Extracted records
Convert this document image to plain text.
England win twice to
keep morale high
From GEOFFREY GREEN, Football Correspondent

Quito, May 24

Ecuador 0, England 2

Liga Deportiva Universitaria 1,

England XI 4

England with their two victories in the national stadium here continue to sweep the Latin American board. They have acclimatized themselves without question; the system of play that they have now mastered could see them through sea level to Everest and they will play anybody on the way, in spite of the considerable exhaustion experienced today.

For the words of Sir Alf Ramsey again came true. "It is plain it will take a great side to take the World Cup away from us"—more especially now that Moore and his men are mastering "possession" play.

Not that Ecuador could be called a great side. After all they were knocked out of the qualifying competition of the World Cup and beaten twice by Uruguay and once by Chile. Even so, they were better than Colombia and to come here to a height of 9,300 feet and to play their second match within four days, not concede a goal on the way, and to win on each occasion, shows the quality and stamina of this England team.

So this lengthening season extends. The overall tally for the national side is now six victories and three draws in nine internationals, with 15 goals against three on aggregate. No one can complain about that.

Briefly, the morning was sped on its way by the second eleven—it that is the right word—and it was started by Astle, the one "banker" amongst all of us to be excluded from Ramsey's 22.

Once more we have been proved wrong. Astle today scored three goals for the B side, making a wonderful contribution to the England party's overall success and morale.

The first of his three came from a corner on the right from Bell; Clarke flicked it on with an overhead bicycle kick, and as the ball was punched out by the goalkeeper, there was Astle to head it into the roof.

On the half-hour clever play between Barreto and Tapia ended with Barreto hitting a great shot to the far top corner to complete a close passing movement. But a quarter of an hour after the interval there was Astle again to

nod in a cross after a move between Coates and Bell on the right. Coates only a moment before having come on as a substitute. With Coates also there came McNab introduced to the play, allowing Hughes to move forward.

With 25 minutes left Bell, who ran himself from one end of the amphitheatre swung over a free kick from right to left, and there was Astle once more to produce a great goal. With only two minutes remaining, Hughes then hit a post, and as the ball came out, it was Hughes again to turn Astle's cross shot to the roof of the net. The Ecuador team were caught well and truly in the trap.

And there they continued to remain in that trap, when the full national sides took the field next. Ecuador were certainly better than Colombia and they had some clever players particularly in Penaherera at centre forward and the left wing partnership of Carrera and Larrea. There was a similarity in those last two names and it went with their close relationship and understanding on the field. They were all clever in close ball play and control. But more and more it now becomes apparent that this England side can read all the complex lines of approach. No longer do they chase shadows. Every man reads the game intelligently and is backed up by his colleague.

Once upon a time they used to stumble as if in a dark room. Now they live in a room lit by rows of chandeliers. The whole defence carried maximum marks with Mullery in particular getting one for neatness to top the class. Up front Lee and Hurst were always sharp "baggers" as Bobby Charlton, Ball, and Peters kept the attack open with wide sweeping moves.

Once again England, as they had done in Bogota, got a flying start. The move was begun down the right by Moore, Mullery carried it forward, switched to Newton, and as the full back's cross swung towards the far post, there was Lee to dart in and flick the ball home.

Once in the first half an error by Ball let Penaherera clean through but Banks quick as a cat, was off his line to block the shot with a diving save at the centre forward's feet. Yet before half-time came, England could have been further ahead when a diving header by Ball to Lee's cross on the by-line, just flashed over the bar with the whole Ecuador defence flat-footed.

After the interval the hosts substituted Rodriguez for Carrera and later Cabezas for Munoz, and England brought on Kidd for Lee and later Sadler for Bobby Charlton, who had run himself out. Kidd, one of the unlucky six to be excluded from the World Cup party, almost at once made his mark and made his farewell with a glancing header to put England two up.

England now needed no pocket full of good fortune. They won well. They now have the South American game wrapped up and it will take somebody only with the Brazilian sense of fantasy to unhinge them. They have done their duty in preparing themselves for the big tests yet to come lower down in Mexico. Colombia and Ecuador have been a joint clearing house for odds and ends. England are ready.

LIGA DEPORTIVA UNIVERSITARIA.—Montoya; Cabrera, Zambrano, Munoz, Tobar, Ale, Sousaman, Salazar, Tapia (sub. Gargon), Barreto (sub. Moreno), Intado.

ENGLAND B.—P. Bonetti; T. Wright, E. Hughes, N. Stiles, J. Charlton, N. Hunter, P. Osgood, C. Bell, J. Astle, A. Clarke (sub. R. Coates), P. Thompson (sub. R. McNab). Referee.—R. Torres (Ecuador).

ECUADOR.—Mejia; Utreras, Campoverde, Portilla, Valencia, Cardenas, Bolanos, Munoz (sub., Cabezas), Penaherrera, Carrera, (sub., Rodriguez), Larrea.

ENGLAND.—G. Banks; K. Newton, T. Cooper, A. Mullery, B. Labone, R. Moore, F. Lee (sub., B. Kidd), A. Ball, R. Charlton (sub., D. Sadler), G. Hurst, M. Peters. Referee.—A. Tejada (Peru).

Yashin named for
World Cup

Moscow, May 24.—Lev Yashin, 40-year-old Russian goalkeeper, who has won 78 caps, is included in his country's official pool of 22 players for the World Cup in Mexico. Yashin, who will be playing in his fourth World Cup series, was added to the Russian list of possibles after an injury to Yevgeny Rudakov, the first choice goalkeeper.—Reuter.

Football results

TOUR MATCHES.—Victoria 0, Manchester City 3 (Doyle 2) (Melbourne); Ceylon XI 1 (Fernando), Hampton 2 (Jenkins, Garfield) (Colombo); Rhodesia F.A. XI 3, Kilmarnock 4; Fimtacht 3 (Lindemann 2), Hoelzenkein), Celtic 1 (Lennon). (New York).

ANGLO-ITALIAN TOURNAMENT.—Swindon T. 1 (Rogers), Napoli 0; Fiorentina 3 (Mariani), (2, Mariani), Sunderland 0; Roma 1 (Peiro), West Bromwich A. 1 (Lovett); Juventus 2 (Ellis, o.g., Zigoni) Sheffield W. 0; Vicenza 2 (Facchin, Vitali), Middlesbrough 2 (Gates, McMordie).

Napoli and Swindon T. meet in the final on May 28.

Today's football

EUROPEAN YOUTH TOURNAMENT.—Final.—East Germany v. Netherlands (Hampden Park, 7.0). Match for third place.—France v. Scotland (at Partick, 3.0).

_The problem_:
Print every line of the records exactly. Omit nothing.

_Exercise result_:
Convert this document image to plain text.
England win twice to
keep morale high
From GEOFFREY GREEN, Football Correspondent

Quito, May 24

Ecuador 0, England 2

Liga Deportiva Universitaria 1,

England XI 4

England with their two victories in the national stadium here continue to sweep the Latin American board. They have acclimatized themselves without question; the system of play that they have now mastered could see them through sea level to Everest and they will play anybody on the way, in spite of the considerable exhaustion experienced today.

For the words of Sir Alf Ramsey again came true. "It is plain it will take a great side to take the World Cup away from us"—more especially now that Moore and his men are mastering "possession" play.

Not that Ecuador could be called a great side. After all they were knocked out of the qualifying competition of the World Cup and beaten twice by Uruguay and once by Chile. Even so, they were better than Colombia and to come here to a height of 9,300 feet and to play their second match within four days, not concede a goal on the way, and to win on each occasion, shows the quality and stamina of this England team.

So this lengthening season extends. The overall tally for the national side is now six victories and three draws in nine internationals, with 15 goals against three on aggregate. No one can complain about that.

Briefly, the morning was sped on its way by the second eleven—it that is the right word—and it was started by Astle, the one "banker" amongst all of us to be excluded from Ramsey's 22.

Once more we have been proved wrong. Astle today scored three goals for the B side, making a wonderful contribution to the England party's overall success and morale.

The first of his three came from a corner on the right from Bell; Clarke flicked it on with an overhead bicycle kick, and as the ball was punched out by the goalkeeper, there was Astle to head it into the roof.

On the half-hour clever play between Barreto and Tapia ended with Barreto hitting a great shot to the far top corner to complete a close passing movement. But a quarter of an hour after the interval there was Astle again to

nod in a cross after a move between Coates and Bell on the right. Coates only a moment before having come on as a substitute. With Coates also there came McNab introduced to the play, allowing Hughes to move forward.

With 25 minutes left Bell, who ran himself from one end of the amphitheatre swung over a free kick from right to left, and there was Astle once more to produce a great goal. With only two minutes remaining, Hughes then hit a post, and as the ball came out, it was Hughes again to turn Astle's cross shot to the roof of the net. The Ecuador team were caught well and truly in the trap.

And there they continued to remain in that trap, when the full national sides took the field next. Ecuador were certainly better than Colombia and they had some clever players particularly in Penaherera at centre forward and the left wing partnership of Carrera and Larrea. There was a similarity in those last two names and it went with their close relationship and understanding on the field. They were all clever in close ball play and control. But more and more it now becomes apparent that this England side can read all the complex lines of approach. No longer do they chase shadows. Every man reads the game intelligently and is backed up by his colleague.

Once upon a time they used to stumble as if in a dark room. Now they live in a room lit by rows of chandeliers. The whole defence carried maximum marks with Mullery in particular getting one for neatness to top the class. Up front Lee and Hurst were always sharp "baggers" as Bobby Charlton, Ball, and Peters kept the attack open with wide sweeping moves.

Once again England, as they had done in Bogota, got a flying start. The move was begun down the right by Moore, Mullery carried it forward, switched to Newton, and as the full back's cross swung towards the far post, there was Lee to dart in and flick the ball home.

Once in the first half an error by Ball let Penaherera clean through but Banks quick as a cat, was off his line to block the shot with a diving save at the centre forward's feet. Yet before half-time came, England could have been further ahead when a diving header by Ball to Lee's cross on the by-line, just flashed over the bar with the whole Ecuador defence flat-footed.

After the interval the hosts substituted Rodriguez for Carrera and later Cabezas for Munoz, and England brought on Kidd for Lee and later Sadler for Bobby Charlton, who had run himself out. Kidd, one of the unlucky six to be excluded from the World Cup party, almost at once made his mark and made his farewell with a glancing header to put England two up.

England now needed no pocket full of good fortune. They won well. They now have the South American game wrapped up and it will take somebody only with the Brazilian sense of fantasy to unhinge them. They have done their duty in preparing themselves for the big tests yet to come lower down in Mexico. Colombia and Ecuador have been a joint clearing house for odds and ends. England are ready.

LIGA DEPORTIVA UNIVERSITARIA.—Montoya; Cabrera, Zambrano, Munoz, Tobar, Ale, Sousaman, Salazar, Tapia (sub. Gargon), Barreto (sub. Moreno), Intado.

ENGLAND B.—P. Bonetti; T. Wright, E. Hughes, N. Stiles, J. Charlton, N. Hunter, P. Osgood, C. Bell, J. Astle, A. Clarke (sub. R. Coates), P. Thompson (sub. R. McNab). Referee.—R. Torres (Ecuador).

ECUADOR.—Mejia; Utreras, Campoverde, Portilla, Valencia, Cardenas, Bolanos, Munoz (sub., Cabezas), Penaherrera, Carrera, (sub., Rodriguez), Larrea.

ENGLAND.—G. Banks; K. Newton, T. Cooper, A. Mullery, B. Labone, R. Moore, F. Lee (sub., B. Kidd), A. Ball, R. Charlton (sub., D. Sadler), G. Hurst, M. Peters. Referee.—A. Tejada (Peru).

Yashin named for
World Cup

Moscow, May 24.—Lev Yashin, 40-year-old Russian goalkeeper, who has won 78 caps, is included in his country's official pool of 22 players for the World Cup in Mexico. Yashin, who will be playing in his fourth World Cup series, was added to the Russian list of possibles after an injury to Yevgeny Rudakov, the first choice goalkeeper.—Reuter.

Football results

TOUR MATCHES.—Victoria 0, Manchester City 3 (Doyle 2) (Melbourne); Ceylon XI 1 (Fernando), Hampton 2 (Jenkins, Garfield) (Colombo); Rhodesia F.A. XI 3, Kilmarnock 4; Fimtacht 3 (Lindemann 2), Hoelzenkein), Celtic 1 (Lennon). (New York).

ANGLO-ITALIAN TOURNAMENT.—Swindon T. 1 (Rogers), Napoli 0; Fiorentina 3 (Mariani), (2, Mariani), Sunderland 0; Roma 1 (Peiro), West Bromwich A. 1 (Lovett); Juventus 2 (Ellis, o.g., Zigoni) Sheffield W. 0; Vicenza 2 (Facchin, Vitali), Middlesbrough 2 (Gates, McMordie).

Napoli and Swindon T. meet in the final on May 28.

Today's football

EUROPEAN YOUTH TOURNAMENT.—Final.—East Germany v. Netherlands (Hampden Park, 7.0). Match for third place.—France v. Scotland (at Partick, 3.0).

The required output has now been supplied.